ACTIVITY.
Reproduce all of the data, making sure that no line differs from the original.

RECORDS FOR THIS EXERCISE.
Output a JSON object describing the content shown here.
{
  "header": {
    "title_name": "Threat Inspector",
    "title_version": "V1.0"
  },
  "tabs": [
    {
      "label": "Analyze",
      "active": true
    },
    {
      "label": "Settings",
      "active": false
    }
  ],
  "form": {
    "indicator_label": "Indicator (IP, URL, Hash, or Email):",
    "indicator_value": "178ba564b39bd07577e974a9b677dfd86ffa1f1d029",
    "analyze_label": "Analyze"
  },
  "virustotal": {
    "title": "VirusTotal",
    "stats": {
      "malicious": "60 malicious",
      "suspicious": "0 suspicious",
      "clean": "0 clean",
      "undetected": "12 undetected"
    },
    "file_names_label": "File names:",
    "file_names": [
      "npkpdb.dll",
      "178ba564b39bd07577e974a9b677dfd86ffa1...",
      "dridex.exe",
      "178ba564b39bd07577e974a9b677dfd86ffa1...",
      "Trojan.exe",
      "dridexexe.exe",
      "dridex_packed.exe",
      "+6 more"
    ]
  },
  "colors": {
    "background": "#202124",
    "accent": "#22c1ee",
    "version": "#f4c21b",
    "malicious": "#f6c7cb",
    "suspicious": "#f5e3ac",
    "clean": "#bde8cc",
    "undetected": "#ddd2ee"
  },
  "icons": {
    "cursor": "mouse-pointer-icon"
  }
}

COMPLETED EXERCISE.
Output a JSON object describing the content shown here.
{
  "header": {
    "title_name": "Threat Inspector",
    "title_version": "V1.0"
  },
  "tabs": [
    {
      "label": "Analyze",
      "active": true
    },
    {
      "label": "Settings",
      "active": false
    }
  ],
  "form": {
    "indicator_label": "Indicator (IP, URL, Hash, or Email):",
    "indicator_value": "178ba564b39bd07577e974a9b677dfd86ffa1f1d029",
    "analyze_label": "Analyze"
  },
  "virustotal": {
    "title": "VirusTotal",
    "stats": {
      "malicious": "60 malicious",
      "suspicious": "0 suspicious",
      "clean": "0 clean",
      "undetected": "12 undetected"
    },
    "file_names_label": "File names:",
    "file_names": [
      "npkpdb.dll",
      "178ba564b39bd07577e974a9b677dfd86ffa1...",
      "dridex.exe",
      "178ba564b39bd07577e974a9b677dfd86ffa1...",
      "Trojan.exe",
      "dridexexe.exe",
      "dridex_packed.exe",
      "+6 more"
    ]
  },
  "colors": {
    "background": "#202124",
    "accent": "#22c1ee",
    "version": "#f4c21b",
    "malicious": "#f6c7cb",
    "suspicious": "#f5e3ac",
    "clean": "#bde8cc",
    "undetected": "#ddd2ee"
  },
  "icons": {
    "cursor": "mouse-pointer-icon"
  }
}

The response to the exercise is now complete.